> Task material

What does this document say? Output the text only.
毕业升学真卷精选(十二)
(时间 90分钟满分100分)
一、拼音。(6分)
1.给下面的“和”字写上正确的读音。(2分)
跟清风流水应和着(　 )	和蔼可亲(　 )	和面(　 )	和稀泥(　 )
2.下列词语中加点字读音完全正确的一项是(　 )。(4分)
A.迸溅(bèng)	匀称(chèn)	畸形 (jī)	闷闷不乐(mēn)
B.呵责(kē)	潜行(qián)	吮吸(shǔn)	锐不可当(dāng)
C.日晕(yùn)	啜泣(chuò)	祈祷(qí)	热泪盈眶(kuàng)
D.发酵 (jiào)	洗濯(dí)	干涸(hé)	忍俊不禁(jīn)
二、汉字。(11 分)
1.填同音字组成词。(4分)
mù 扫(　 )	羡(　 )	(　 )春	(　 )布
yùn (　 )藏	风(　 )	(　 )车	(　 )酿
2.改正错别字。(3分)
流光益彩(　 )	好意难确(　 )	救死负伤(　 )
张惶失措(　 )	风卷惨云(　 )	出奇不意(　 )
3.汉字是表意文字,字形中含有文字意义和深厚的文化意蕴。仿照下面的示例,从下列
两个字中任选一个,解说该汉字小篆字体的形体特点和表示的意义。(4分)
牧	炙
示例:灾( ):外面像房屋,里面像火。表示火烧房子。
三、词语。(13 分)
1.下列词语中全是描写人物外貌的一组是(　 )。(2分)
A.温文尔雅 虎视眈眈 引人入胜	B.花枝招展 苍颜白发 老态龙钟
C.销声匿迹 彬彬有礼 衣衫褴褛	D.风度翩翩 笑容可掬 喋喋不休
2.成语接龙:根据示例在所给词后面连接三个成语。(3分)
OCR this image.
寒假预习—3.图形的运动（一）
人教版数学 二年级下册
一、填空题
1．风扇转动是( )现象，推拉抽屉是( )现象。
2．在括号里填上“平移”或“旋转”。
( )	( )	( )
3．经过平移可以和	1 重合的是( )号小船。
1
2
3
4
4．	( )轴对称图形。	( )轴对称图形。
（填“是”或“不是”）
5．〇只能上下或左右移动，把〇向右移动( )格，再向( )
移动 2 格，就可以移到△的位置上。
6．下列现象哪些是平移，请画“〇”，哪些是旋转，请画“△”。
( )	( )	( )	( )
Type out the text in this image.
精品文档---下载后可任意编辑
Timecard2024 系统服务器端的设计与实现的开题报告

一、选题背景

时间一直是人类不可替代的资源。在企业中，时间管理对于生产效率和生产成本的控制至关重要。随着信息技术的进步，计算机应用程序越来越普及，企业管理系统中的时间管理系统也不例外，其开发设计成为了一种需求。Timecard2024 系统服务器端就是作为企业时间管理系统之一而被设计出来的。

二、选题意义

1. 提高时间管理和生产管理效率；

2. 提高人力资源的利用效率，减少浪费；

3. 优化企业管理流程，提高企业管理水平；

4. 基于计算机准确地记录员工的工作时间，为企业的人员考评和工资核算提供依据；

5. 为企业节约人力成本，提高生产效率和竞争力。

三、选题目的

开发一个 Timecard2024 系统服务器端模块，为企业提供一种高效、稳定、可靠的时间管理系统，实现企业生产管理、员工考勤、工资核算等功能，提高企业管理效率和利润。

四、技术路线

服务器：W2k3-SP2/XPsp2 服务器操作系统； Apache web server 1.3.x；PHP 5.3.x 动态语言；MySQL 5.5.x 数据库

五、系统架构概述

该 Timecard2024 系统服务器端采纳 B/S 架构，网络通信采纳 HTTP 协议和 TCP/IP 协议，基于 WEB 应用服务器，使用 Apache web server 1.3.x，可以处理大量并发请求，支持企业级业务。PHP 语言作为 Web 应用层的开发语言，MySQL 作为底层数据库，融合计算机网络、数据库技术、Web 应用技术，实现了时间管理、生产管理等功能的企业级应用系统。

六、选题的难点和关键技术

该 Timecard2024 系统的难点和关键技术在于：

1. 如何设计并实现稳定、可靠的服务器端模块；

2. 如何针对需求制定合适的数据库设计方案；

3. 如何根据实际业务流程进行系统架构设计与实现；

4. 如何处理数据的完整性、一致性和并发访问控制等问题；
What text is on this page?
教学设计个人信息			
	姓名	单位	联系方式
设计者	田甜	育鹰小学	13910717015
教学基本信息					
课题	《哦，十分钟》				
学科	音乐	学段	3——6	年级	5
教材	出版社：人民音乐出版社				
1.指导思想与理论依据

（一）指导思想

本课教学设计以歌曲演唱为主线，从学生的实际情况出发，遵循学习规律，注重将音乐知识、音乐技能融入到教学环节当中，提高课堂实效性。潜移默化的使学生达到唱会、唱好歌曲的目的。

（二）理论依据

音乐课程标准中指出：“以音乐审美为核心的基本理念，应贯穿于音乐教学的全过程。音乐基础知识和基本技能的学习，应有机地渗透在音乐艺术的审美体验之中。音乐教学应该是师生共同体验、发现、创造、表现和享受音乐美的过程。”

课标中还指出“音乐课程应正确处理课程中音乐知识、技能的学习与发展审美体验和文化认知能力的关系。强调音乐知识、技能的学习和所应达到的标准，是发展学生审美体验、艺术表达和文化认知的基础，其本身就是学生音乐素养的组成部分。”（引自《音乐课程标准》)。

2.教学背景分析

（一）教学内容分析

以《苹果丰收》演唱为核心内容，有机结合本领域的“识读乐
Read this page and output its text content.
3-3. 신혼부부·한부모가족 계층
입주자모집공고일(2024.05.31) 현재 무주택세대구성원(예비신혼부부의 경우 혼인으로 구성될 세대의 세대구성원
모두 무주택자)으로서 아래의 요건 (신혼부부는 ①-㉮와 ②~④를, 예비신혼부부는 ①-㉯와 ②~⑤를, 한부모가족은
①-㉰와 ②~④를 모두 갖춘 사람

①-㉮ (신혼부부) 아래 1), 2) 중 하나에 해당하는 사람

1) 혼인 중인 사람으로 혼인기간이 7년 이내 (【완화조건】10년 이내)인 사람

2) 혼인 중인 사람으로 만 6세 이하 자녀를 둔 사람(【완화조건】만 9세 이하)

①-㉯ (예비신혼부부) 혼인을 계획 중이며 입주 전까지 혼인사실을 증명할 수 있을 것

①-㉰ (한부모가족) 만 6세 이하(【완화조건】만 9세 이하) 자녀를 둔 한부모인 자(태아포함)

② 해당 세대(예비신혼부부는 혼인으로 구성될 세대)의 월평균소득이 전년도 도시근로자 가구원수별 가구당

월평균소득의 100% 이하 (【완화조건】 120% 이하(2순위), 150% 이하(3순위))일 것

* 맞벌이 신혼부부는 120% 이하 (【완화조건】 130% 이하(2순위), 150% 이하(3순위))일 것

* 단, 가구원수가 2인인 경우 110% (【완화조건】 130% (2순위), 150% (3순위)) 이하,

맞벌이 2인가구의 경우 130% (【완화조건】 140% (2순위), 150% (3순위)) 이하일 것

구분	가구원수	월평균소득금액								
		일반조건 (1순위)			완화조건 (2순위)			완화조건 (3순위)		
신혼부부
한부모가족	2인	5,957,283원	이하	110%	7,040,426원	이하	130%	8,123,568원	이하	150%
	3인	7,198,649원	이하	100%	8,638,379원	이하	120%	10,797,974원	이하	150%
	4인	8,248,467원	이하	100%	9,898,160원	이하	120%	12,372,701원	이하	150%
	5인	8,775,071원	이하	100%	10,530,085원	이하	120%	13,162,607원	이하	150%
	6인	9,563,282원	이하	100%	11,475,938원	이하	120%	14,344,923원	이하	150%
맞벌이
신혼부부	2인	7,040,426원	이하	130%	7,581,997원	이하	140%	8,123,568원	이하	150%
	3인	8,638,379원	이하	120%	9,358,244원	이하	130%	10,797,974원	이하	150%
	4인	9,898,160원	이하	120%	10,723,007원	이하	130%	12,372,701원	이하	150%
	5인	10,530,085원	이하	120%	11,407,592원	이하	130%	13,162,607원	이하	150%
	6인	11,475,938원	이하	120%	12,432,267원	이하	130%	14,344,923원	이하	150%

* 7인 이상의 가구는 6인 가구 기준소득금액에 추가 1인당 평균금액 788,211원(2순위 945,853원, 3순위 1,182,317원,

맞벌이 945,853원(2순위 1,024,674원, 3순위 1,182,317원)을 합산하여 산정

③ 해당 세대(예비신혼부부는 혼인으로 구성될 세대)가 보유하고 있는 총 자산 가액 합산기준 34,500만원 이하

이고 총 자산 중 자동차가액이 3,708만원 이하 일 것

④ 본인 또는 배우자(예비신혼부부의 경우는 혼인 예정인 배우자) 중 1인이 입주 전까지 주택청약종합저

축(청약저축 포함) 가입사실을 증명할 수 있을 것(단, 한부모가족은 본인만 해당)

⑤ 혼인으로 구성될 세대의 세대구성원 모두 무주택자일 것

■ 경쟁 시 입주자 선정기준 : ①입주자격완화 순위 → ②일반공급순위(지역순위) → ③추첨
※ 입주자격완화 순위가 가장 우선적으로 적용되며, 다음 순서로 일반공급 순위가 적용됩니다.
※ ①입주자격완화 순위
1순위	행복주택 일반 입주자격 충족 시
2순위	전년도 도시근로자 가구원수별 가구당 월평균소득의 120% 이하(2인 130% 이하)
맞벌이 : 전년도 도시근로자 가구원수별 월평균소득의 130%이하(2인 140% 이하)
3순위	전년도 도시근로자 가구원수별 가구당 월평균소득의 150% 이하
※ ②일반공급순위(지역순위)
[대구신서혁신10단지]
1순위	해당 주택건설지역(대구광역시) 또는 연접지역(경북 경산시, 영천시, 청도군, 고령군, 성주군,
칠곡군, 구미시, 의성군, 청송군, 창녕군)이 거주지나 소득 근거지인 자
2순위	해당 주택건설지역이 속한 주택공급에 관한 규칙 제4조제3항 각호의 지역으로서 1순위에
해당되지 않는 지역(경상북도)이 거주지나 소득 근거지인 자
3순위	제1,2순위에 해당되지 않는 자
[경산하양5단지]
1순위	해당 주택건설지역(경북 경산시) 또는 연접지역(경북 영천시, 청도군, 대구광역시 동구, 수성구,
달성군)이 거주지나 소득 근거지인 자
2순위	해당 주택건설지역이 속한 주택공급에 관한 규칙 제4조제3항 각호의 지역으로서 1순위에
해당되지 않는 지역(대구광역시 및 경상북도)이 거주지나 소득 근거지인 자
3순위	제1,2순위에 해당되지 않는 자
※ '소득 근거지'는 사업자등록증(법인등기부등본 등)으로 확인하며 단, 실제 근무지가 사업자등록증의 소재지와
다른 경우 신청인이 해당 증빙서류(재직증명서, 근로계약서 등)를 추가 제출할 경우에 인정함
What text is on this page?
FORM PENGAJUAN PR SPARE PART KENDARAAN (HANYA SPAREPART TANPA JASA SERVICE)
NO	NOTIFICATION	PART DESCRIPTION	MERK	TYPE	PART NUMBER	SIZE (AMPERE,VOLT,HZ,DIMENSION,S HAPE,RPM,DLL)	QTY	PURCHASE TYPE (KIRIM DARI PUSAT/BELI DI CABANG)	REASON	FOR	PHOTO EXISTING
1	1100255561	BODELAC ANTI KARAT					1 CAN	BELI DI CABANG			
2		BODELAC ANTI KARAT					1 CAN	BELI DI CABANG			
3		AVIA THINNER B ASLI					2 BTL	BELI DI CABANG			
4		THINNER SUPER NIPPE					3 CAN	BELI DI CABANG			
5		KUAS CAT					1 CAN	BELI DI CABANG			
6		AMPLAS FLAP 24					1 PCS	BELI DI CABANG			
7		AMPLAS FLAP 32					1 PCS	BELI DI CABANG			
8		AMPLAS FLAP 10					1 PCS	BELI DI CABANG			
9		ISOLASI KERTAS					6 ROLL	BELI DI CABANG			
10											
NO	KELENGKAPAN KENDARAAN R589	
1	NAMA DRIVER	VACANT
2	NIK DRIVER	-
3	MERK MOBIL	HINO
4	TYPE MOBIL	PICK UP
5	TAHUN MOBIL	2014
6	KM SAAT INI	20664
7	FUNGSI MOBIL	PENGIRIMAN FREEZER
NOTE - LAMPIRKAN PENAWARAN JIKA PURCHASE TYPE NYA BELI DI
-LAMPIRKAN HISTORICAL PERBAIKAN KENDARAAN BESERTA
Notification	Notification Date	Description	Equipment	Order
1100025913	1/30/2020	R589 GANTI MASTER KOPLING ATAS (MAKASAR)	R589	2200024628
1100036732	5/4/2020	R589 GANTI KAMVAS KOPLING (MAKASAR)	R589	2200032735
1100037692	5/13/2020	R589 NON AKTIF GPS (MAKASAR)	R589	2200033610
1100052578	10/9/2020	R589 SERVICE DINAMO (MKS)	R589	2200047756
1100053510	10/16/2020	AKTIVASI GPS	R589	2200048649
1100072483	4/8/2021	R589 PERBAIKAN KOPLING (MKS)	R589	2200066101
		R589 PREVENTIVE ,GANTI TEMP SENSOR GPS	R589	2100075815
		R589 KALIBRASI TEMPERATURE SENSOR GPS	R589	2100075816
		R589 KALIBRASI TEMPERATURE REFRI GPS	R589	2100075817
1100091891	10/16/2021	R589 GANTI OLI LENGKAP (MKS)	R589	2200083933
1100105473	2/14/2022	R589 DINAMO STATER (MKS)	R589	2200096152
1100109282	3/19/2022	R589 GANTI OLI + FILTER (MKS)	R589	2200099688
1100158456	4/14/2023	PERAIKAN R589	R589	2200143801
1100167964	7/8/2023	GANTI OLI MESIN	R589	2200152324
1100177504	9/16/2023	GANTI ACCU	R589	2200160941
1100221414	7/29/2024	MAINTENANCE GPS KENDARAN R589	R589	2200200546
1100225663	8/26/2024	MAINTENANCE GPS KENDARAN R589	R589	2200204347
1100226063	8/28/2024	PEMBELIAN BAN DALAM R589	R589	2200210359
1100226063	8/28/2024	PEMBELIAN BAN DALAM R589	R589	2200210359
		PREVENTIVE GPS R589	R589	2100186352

> Set exercise
Find the string "MAINTENANCE" in the entries above and return each line that holds it.

> The reply
1100221414	7/29/2024	MAINTENANCE GPS KENDARAN R589	R589	2200200546
1100225663	8/26/2024	MAINTENANCE GPS KENDARAN R589	R589	2200204347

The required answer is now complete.